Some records

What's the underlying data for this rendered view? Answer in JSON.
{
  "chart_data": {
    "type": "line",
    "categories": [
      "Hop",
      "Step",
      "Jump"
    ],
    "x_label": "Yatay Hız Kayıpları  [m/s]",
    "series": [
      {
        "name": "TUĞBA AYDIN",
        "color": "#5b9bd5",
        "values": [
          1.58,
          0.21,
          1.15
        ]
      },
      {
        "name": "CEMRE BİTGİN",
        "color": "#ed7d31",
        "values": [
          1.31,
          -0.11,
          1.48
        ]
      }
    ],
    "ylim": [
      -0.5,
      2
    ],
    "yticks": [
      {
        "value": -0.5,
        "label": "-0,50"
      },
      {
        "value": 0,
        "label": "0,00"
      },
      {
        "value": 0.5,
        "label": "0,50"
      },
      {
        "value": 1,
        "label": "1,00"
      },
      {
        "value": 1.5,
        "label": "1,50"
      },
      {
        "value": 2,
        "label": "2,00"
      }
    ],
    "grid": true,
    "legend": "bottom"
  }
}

# [GIVEN INSTRUCTION]
Quote the material exactly, leaving nothing out.

# [RESULT BELOW]
What's the underlying data for this rendered view? Answer in JSON.
{
  "chart_data": {
    "type": "line",
    "categories": [
      "Hop",
      "Step",
      "Jump"
    ],
    "x_label": "Yatay Hız Kayıpları  [m/s]",
    "series": [
      {
        "name": "TUĞBA AYDIN",
        "color": "#5b9bd5",
        "values": [
          1.58,
          0.21,
          1.15
        ]
      },
      {
        "name": "CEMRE BİTGİN",
        "color": "#ed7d31",
        "values": [
          1.31,
          -0.11,
          1.48
        ]
      }
    ],
    "ylim": [
      -0.5,
      2
    ],
    "yticks": [
      {
        "value": -0.5,
        "label": "-0,50"
      },
      {
        "value": 0,
        "label": "0,00"
      },
      {
        "value": 0.5,
        "label": "0,50"
      },
      {
        "value": 1,
        "label": "1,00"
      },
      {
        "value": 1.5,
        "label": "1,50"
      },
      {
        "value": 2,
        "label": "2,00"
      }
    ],
    "grid": true,
    "legend": "bottom"
  }
}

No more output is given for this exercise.